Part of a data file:
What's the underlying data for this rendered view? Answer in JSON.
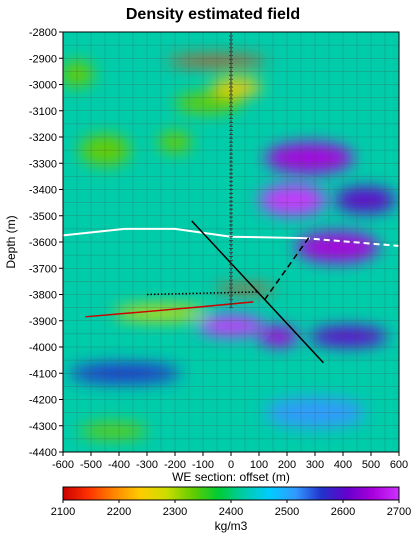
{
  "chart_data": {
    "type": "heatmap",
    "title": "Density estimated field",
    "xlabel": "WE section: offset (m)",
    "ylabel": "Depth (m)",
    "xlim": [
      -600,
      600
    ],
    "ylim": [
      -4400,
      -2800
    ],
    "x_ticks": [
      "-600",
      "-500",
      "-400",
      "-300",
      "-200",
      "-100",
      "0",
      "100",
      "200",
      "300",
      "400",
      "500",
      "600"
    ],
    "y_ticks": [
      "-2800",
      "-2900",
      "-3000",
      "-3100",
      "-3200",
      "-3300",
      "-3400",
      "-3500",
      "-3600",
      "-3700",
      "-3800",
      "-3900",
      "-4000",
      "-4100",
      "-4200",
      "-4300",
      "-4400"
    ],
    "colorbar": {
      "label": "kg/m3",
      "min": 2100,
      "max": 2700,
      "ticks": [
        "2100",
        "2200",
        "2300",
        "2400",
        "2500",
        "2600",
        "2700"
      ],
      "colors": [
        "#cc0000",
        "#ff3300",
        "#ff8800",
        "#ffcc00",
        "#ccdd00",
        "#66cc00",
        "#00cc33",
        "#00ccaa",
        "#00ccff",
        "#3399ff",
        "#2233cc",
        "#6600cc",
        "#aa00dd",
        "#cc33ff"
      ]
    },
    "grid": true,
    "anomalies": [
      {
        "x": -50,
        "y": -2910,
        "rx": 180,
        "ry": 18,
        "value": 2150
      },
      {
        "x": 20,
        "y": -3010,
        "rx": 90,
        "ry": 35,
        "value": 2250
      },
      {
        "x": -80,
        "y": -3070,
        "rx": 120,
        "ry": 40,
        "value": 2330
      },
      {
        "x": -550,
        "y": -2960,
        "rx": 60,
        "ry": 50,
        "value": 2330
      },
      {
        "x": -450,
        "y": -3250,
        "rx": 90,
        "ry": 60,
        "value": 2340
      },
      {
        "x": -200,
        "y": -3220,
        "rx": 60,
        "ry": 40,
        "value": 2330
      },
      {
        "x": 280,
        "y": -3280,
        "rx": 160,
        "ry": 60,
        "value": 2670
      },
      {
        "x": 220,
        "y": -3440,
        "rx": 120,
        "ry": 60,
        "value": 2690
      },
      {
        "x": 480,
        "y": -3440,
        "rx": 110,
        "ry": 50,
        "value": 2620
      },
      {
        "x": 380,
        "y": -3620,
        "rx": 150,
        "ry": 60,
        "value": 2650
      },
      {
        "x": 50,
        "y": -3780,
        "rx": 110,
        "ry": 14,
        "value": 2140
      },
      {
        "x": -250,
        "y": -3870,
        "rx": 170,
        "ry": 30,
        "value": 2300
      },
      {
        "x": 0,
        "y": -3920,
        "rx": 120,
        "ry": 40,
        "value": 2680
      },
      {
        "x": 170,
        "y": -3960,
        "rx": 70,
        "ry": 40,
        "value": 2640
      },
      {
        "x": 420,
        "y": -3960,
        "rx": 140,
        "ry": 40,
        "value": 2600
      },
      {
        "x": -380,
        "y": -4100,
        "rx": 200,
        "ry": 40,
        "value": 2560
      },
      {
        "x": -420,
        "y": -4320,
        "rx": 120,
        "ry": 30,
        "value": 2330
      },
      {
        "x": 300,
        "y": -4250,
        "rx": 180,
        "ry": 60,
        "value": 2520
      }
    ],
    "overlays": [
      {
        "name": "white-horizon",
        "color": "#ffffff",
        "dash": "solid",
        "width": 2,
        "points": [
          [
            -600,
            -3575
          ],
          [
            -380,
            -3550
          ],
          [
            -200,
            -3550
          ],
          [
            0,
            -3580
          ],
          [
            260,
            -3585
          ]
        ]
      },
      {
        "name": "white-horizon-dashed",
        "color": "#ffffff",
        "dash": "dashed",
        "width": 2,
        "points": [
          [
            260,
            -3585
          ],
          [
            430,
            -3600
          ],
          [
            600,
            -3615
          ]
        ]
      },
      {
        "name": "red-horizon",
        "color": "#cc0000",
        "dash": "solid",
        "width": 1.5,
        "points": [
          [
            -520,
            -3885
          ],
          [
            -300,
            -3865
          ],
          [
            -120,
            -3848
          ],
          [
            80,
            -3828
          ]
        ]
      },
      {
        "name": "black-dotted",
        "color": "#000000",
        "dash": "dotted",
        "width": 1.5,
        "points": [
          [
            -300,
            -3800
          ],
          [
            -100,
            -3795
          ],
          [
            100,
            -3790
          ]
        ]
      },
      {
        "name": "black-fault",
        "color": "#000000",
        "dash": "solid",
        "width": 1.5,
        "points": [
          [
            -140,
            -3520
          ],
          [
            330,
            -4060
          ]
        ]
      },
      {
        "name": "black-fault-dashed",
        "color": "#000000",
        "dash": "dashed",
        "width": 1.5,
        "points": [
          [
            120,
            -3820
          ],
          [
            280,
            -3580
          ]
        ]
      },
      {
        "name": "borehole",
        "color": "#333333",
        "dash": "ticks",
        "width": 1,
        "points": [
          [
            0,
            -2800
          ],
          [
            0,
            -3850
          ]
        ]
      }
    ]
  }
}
--
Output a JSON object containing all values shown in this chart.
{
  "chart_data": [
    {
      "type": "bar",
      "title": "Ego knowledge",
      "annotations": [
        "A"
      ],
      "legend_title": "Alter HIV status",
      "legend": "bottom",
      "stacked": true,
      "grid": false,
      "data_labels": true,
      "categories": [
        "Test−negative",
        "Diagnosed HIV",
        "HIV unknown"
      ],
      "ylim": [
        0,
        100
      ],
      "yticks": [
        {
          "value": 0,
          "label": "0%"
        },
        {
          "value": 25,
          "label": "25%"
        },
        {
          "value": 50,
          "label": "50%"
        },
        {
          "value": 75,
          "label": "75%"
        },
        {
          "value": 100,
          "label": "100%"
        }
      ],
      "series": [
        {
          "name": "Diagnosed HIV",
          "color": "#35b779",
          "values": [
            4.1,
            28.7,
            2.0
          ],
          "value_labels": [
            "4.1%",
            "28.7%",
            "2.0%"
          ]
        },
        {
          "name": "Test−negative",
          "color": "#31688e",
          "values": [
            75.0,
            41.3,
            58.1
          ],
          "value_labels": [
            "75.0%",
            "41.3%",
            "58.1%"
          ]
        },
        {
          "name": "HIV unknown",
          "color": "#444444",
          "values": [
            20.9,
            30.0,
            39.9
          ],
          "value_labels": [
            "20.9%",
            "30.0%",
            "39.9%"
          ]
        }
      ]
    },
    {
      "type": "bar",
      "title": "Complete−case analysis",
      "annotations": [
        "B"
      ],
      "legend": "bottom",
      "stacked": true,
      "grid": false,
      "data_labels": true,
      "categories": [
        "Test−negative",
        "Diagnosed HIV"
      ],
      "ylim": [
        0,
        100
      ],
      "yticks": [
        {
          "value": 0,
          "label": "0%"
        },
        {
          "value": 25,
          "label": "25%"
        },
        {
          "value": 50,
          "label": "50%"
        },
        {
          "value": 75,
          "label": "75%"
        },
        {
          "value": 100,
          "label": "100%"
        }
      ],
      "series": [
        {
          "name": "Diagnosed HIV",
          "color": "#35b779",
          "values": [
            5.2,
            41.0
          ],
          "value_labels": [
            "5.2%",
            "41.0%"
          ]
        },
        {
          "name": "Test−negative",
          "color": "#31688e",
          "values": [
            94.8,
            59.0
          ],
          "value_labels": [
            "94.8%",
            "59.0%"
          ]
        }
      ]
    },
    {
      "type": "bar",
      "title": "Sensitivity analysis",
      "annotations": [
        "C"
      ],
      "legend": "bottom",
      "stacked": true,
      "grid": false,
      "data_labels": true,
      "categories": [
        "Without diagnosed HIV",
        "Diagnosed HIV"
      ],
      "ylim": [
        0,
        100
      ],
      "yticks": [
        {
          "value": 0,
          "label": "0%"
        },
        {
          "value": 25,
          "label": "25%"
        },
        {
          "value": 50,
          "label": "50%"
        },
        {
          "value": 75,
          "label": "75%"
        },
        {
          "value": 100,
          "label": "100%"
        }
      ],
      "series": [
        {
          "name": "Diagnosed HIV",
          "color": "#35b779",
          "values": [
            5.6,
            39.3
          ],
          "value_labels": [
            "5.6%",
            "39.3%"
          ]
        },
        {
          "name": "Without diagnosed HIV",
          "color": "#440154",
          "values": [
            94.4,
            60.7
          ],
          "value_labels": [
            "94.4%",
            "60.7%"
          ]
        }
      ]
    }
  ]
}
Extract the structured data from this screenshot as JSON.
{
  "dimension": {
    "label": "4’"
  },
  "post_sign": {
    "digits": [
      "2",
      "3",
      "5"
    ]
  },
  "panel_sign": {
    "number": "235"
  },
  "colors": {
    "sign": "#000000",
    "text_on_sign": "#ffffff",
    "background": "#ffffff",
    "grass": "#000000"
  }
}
==
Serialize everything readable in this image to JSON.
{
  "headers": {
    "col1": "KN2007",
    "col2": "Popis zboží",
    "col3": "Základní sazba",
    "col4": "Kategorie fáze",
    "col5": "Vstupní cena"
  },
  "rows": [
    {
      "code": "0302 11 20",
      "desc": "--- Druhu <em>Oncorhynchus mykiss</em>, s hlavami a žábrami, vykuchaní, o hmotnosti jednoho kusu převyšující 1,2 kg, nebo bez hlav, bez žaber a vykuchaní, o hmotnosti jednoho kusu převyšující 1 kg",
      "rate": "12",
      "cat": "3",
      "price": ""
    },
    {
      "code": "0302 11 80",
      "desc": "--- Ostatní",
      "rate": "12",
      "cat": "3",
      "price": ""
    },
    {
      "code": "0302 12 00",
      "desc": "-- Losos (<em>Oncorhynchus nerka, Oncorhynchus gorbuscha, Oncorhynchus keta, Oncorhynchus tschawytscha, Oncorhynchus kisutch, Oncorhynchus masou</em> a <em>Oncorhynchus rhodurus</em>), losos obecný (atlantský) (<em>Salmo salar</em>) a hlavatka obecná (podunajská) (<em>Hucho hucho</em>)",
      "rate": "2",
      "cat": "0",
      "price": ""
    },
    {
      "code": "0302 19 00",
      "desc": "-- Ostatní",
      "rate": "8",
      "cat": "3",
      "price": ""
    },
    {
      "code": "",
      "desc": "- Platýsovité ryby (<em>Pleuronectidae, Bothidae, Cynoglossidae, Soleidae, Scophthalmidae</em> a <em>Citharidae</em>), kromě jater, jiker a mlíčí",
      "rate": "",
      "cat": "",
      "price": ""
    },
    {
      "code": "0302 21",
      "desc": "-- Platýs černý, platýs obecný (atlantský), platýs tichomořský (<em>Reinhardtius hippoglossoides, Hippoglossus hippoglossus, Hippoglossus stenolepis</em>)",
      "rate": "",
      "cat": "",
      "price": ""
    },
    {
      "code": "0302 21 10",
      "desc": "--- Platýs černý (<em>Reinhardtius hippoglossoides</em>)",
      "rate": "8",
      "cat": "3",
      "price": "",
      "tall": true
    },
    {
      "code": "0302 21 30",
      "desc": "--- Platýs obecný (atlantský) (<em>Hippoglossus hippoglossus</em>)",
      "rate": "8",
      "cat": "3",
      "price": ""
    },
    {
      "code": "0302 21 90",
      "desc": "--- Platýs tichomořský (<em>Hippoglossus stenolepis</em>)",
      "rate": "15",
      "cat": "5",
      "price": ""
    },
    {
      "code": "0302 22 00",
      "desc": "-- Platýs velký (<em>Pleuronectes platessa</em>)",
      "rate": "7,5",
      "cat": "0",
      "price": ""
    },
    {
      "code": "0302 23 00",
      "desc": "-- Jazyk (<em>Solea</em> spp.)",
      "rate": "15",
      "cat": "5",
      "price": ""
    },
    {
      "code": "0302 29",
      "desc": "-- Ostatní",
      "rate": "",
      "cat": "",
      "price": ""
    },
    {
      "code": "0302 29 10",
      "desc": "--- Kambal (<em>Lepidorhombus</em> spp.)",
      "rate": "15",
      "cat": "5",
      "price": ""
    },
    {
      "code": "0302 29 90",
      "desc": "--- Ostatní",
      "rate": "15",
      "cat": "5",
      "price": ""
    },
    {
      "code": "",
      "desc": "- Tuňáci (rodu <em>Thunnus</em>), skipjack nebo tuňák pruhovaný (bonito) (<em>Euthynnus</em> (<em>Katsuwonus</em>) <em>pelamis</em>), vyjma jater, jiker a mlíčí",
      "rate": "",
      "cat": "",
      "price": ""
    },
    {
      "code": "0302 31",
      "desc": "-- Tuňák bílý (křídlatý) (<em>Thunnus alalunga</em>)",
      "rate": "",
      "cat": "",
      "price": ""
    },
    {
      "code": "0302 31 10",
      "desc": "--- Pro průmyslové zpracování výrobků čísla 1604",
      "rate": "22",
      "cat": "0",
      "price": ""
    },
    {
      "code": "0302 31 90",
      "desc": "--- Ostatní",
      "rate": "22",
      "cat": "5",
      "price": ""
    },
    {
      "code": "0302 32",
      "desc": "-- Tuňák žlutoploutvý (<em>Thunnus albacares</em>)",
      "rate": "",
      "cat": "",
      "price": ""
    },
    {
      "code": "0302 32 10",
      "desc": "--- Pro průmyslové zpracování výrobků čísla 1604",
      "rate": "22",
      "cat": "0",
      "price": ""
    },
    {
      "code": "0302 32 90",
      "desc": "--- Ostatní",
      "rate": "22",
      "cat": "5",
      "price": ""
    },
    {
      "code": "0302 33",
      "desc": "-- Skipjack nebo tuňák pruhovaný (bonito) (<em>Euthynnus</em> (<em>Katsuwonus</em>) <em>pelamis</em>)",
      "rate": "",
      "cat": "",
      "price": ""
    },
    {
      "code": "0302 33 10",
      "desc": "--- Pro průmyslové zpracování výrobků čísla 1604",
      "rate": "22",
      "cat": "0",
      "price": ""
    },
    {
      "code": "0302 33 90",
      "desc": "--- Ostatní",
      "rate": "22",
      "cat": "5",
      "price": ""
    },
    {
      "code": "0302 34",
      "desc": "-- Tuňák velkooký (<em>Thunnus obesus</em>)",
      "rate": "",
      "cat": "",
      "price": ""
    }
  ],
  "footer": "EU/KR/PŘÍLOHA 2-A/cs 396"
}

• TO BE DONE: Return only those lines of the records that contain the string "pelamis".

• WRITTEN REPLY:
      "desc": "- Tuňáci (rodu <em>Thunnus</em>), skipjack nebo tuňák pruhovaný (bonito) (<em>Euthynnus</em> (<em>Katsuwonus</em>) <em>pelamis</em>), vyjma jater, jiker a mlíčí",
      "desc": "-- Skipjack nebo tuňák pruhovaný (bonito) (<em>Euthynnus</em> (<em>Katsuwonus</em>) <em>pelamis</em>)",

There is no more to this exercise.